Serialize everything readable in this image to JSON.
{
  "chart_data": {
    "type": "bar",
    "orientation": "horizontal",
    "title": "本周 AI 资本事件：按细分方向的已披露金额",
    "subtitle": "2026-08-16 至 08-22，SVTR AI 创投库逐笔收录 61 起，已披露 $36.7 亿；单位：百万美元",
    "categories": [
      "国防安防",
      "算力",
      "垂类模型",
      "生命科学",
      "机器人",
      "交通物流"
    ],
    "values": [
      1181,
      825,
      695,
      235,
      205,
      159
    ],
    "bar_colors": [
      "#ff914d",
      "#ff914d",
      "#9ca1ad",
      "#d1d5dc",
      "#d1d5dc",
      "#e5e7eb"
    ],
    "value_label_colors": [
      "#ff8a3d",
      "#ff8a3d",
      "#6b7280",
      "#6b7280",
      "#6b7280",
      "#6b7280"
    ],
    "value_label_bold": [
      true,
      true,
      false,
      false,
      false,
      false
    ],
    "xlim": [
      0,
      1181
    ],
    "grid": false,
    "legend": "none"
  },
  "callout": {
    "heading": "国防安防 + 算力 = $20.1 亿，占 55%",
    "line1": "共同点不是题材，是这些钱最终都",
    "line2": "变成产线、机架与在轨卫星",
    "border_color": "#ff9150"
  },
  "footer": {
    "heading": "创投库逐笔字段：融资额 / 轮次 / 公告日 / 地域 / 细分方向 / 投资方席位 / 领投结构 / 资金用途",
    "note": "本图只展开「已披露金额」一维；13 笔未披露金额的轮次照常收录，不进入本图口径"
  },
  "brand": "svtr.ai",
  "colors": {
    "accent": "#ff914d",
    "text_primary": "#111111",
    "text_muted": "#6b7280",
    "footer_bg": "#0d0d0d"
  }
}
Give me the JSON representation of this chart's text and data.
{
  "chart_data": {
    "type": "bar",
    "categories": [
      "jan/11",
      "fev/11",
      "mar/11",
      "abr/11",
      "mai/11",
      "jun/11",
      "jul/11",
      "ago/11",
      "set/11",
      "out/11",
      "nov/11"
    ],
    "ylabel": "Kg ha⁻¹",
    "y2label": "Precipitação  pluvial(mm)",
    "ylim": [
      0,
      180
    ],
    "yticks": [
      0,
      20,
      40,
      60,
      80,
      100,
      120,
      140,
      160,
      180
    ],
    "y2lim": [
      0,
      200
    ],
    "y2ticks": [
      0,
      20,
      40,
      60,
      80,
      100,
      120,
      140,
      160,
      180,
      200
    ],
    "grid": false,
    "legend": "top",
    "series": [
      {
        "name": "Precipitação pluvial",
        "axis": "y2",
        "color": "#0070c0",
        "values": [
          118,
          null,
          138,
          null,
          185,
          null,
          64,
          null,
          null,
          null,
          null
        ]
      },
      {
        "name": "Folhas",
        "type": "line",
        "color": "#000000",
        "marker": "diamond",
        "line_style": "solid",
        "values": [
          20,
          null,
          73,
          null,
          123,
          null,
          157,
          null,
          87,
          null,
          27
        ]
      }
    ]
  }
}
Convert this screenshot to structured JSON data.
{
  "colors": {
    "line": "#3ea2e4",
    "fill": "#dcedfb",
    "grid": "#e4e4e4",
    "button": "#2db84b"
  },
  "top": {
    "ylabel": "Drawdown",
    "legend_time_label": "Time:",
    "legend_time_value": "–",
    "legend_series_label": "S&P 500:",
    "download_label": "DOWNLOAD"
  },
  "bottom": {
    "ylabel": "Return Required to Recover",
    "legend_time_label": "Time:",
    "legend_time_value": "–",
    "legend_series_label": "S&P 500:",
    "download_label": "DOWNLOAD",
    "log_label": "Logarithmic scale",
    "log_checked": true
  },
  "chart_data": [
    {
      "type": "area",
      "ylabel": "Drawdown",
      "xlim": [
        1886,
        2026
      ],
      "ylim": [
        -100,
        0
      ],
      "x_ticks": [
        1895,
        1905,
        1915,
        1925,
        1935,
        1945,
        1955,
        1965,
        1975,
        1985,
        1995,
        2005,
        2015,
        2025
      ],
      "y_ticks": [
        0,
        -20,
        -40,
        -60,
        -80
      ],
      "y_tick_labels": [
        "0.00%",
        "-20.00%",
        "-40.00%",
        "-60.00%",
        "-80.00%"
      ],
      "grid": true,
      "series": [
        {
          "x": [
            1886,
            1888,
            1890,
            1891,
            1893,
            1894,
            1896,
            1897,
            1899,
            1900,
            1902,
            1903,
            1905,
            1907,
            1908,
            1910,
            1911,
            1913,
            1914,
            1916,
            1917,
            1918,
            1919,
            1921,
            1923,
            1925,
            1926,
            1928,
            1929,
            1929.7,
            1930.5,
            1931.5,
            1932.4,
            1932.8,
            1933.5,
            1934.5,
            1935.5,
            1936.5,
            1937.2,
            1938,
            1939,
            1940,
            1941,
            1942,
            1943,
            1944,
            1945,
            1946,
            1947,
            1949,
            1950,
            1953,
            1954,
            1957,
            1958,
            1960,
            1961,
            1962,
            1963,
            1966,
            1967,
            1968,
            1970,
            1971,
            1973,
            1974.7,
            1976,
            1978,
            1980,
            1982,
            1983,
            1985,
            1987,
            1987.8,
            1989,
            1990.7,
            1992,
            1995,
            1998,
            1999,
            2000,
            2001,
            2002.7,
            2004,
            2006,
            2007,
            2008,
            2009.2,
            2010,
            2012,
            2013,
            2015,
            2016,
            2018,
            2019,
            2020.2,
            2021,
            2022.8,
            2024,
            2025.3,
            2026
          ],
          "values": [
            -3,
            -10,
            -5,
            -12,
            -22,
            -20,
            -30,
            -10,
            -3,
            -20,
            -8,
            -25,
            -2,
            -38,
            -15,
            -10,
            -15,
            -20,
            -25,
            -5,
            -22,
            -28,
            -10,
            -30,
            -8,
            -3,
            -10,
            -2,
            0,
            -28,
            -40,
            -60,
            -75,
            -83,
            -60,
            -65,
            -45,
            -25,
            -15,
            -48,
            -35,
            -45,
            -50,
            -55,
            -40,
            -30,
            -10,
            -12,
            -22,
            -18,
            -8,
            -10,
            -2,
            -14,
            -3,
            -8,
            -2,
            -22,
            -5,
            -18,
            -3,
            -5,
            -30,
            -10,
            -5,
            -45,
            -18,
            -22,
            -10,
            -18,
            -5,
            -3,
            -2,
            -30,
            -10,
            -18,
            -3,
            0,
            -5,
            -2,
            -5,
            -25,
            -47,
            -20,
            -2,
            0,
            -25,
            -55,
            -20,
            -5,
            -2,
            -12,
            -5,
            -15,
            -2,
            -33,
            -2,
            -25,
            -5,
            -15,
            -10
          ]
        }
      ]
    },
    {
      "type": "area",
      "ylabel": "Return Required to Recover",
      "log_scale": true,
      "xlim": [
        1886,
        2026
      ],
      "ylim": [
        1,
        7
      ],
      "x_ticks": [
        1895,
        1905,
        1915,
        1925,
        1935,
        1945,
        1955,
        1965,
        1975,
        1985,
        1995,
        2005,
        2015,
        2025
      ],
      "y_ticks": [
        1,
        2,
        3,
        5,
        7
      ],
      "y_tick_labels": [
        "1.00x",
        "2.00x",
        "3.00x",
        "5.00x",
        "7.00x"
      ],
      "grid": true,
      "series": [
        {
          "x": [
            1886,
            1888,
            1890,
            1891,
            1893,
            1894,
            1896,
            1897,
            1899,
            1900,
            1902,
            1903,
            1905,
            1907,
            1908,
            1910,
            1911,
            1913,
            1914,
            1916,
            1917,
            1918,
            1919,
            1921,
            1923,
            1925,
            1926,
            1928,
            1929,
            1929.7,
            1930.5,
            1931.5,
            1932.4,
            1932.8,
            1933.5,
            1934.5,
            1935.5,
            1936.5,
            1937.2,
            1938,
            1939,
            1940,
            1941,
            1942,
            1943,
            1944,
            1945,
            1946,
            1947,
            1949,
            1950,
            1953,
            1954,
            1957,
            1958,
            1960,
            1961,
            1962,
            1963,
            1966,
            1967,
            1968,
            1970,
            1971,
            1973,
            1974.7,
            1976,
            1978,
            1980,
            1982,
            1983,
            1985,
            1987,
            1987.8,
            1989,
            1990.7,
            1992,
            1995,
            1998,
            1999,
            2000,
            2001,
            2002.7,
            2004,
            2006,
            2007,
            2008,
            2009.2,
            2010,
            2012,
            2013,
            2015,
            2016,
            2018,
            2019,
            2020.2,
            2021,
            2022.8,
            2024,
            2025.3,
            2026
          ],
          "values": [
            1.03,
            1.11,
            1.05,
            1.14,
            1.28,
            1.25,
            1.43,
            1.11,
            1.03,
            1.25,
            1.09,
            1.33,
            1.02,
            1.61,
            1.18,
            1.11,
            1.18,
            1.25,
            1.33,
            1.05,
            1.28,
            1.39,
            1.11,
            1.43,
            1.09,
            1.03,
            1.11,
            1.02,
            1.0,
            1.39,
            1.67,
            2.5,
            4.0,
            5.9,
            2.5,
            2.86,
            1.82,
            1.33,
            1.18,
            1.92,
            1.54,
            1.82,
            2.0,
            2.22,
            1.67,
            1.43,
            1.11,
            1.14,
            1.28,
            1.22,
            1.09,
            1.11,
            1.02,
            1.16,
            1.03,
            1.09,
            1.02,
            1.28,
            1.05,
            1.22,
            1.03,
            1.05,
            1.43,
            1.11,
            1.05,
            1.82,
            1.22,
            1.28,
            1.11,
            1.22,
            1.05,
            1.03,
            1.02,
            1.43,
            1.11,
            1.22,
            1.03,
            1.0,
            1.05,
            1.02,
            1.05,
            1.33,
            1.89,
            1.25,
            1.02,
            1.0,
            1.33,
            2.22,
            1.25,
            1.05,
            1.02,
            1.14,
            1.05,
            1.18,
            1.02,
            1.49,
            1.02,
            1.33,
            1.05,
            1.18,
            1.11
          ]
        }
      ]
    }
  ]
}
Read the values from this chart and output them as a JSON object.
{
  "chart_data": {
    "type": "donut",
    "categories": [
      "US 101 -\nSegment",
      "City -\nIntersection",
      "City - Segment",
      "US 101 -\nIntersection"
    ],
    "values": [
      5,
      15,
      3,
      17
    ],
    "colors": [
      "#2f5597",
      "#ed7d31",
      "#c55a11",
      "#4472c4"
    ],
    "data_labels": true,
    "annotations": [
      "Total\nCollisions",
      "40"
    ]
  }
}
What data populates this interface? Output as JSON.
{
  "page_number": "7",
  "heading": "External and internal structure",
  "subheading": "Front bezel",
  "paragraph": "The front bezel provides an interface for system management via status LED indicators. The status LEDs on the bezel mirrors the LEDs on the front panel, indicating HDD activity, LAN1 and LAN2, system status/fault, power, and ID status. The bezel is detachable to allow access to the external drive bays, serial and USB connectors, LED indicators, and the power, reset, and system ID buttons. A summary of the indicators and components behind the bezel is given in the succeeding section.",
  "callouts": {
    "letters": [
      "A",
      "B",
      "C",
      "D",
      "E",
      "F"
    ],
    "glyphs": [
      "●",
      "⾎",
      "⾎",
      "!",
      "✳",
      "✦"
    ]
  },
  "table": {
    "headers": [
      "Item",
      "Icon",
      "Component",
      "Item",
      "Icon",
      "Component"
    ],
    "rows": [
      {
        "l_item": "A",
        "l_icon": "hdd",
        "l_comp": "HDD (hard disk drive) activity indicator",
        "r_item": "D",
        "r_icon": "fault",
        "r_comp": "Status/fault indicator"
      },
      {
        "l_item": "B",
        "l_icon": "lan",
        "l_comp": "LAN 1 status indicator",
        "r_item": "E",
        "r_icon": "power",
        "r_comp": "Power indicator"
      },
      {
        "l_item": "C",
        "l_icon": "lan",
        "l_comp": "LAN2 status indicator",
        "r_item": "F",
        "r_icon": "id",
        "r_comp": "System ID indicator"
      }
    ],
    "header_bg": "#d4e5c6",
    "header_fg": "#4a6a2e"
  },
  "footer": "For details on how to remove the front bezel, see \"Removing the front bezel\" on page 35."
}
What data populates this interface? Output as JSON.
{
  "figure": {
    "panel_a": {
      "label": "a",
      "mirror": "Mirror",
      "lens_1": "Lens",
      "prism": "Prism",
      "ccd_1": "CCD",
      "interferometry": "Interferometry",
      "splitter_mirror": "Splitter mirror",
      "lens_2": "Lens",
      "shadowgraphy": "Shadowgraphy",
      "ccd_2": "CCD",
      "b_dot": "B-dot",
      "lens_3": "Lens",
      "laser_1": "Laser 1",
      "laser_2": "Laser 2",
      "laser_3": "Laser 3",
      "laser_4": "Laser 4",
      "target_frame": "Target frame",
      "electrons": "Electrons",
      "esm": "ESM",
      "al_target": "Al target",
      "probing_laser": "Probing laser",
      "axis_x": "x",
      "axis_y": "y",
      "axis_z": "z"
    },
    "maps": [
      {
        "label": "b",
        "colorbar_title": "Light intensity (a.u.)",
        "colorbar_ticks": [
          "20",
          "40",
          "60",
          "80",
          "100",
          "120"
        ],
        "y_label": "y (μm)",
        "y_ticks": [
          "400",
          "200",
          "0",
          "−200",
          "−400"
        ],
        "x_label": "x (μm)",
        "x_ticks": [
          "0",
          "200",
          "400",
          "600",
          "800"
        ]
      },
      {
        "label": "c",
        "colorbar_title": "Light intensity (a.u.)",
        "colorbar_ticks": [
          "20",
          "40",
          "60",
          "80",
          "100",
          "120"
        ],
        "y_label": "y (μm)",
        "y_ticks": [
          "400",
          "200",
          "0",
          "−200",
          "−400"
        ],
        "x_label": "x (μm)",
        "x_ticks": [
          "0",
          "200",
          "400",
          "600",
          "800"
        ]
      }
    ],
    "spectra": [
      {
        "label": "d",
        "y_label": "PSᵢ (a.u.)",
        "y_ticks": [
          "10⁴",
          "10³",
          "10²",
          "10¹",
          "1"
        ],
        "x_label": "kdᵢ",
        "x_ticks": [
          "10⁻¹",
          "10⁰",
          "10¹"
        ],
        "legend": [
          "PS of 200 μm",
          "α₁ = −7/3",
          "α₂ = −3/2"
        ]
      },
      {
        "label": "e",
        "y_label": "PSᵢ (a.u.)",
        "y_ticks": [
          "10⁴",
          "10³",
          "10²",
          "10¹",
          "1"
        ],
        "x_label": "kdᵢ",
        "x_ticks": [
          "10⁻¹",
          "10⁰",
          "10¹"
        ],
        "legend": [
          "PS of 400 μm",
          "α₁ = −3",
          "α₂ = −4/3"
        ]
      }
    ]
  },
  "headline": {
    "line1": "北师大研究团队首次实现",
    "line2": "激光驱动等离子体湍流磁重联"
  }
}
######
Work out how many lines of the data above contain the string "Return" and give the number alone.

### FINISHED ANSWER:
2